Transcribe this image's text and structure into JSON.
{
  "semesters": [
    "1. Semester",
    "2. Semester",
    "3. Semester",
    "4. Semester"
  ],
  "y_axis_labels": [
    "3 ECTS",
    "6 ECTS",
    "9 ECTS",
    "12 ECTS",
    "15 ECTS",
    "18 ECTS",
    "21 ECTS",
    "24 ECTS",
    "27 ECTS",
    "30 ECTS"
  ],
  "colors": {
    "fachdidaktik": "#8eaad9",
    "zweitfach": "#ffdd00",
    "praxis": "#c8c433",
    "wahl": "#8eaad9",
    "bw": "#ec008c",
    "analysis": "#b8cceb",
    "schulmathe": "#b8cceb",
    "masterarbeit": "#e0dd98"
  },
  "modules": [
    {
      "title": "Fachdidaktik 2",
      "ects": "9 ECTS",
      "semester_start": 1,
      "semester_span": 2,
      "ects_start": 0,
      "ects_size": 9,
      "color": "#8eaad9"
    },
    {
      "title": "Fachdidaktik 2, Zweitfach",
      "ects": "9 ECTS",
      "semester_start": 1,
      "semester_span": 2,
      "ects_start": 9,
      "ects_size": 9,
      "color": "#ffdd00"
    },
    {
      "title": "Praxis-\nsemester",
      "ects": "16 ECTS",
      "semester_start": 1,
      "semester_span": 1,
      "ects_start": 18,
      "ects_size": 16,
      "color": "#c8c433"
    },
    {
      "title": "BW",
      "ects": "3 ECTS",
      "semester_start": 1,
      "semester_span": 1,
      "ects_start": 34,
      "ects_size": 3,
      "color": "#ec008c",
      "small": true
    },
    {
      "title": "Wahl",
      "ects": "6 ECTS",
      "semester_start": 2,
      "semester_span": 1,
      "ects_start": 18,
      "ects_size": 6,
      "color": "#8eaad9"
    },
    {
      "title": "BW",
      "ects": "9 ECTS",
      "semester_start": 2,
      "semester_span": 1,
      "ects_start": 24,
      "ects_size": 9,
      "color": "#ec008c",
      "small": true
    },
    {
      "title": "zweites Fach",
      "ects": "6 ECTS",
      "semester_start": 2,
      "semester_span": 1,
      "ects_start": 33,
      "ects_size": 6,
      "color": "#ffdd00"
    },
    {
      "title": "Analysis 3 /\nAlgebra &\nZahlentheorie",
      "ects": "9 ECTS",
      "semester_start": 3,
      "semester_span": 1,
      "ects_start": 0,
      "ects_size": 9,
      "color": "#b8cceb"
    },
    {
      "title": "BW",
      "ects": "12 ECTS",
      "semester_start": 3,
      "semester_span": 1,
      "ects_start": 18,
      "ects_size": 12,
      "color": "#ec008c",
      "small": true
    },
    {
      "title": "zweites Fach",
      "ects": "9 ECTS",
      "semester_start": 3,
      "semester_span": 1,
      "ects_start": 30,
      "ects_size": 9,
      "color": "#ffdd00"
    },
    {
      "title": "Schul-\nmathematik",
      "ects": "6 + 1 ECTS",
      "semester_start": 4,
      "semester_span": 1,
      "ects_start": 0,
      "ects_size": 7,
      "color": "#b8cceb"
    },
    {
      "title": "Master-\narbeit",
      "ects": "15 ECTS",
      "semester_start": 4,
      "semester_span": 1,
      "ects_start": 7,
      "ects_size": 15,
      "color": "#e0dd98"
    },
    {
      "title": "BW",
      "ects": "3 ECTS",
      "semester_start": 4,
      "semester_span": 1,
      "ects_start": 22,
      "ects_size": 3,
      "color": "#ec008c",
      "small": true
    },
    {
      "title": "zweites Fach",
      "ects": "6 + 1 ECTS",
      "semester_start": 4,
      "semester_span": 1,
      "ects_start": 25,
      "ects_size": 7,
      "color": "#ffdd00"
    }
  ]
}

* To be done
The records above are to be repeated exactly, in their entirety.

* The output
Transcribe this image's text and structure into JSON.
{
  "semesters": [
    "1. Semester",
    "2. Semester",
    "3. Semester",
    "4. Semester"
  ],
  "y_axis_labels": [
    "3 ECTS",
    "6 ECTS",
    "9 ECTS",
    "12 ECTS",
    "15 ECTS",
    "18 ECTS",
    "21 ECTS",
    "24 ECTS",
    "27 ECTS",
    "30 ECTS"
  ],
  "colors": {
    "fachdidaktik": "#8eaad9",
    "zweitfach": "#ffdd00",
    "praxis": "#c8c433",
    "wahl": "#8eaad9",
    "bw": "#ec008c",
    "analysis": "#b8cceb",
    "schulmathe": "#b8cceb",
    "masterarbeit": "#e0dd98"
  },
  "modules": [
    {
      "title": "Fachdidaktik 2",
      "ects": "9 ECTS",
      "semester_start": 1,
      "semester_span": 2,
      "ects_start": 0,
      "ects_size": 9,
      "color": "#8eaad9"
    },
    {
      "title": "Fachdidaktik 2, Zweitfach",
      "ects": "9 ECTS",
      "semester_start": 1,
      "semester_span": 2,
      "ects_start": 9,
      "ects_size": 9,
      "color": "#ffdd00"
    },
    {
      "title": "Praxis-\nsemester",
      "ects": "16 ECTS",
      "semester_start": 1,
      "semester_span": 1,
      "ects_start": 18,
      "ects_size": 16,
      "color": "#c8c433"
    },
    {
      "title": "BW",
      "ects": "3 ECTS",
      "semester_start": 1,
      "semester_span": 1,
      "ects_start": 34,
      "ects_size": 3,
      "color": "#ec008c",
      "small": true
    },
    {
      "title": "Wahl",
      "ects": "6 ECTS",
      "semester_start": 2,
      "semester_span": 1,
      "ects_start": 18,
      "ects_size": 6,
      "color": "#8eaad9"
    },
    {
      "title": "BW",
      "ects": "9 ECTS",
      "semester_start": 2,
      "semester_span": 1,
      "ects_start": 24,
      "ects_size": 9,
      "color": "#ec008c",
      "small": true
    },
    {
      "title": "zweites Fach",
      "ects": "6 ECTS",
      "semester_start": 2,
      "semester_span": 1,
      "ects_start": 33,
      "ects_size": 6,
      "color": "#ffdd00"
    },
    {
      "title": "Analysis 3 /\nAlgebra &\nZahlentheorie",
      "ects": "9 ECTS",
      "semester_start": 3,
      "semester_span": 1,
      "ects_start": 0,
      "ects_size": 9,
      "color": "#b8cceb"
    },
    {
      "title": "BW",
      "ects": "12 ECTS",
      "semester_start": 3,
      "semester_span": 1,
      "ects_start": 18,
      "ects_size": 12,
      "color": "#ec008c",
      "small": true
    },
    {
      "title": "zweites Fach",
      "ects": "9 ECTS",
      "semester_start": 3,
      "semester_span": 1,
      "ects_start": 30,
      "ects_size": 9,
      "color": "#ffdd00"
    },
    {
      "title": "Schul-\nmathematik",
      "ects": "6 + 1 ECTS",
      "semester_start": 4,
      "semester_span": 1,
      "ects_start": 0,
      "ects_size": 7,
      "color": "#b8cceb"
    },
    {
      "title": "Master-\narbeit",
      "ects": "15 ECTS",
      "semester_start": 4,
      "semester_span": 1,
      "ects_start": 7,
      "ects_size": 15,
      "color": "#e0dd98"
    },
    {
      "title": "BW",
      "ects": "3 ECTS",
      "semester_start": 4,
      "semester_span": 1,
      "ects_start": 22,
      "ects_size": 3,
      "color": "#ec008c",
      "small": true
    },
    {
      "title": "zweites Fach",
      "ects": "6 + 1 ECTS",
      "semester_start": 4,
      "semester_span": 1,
      "ects_start": 25,
      "ects_size": 7,
      "color": "#ffdd00"
    }
  ]
}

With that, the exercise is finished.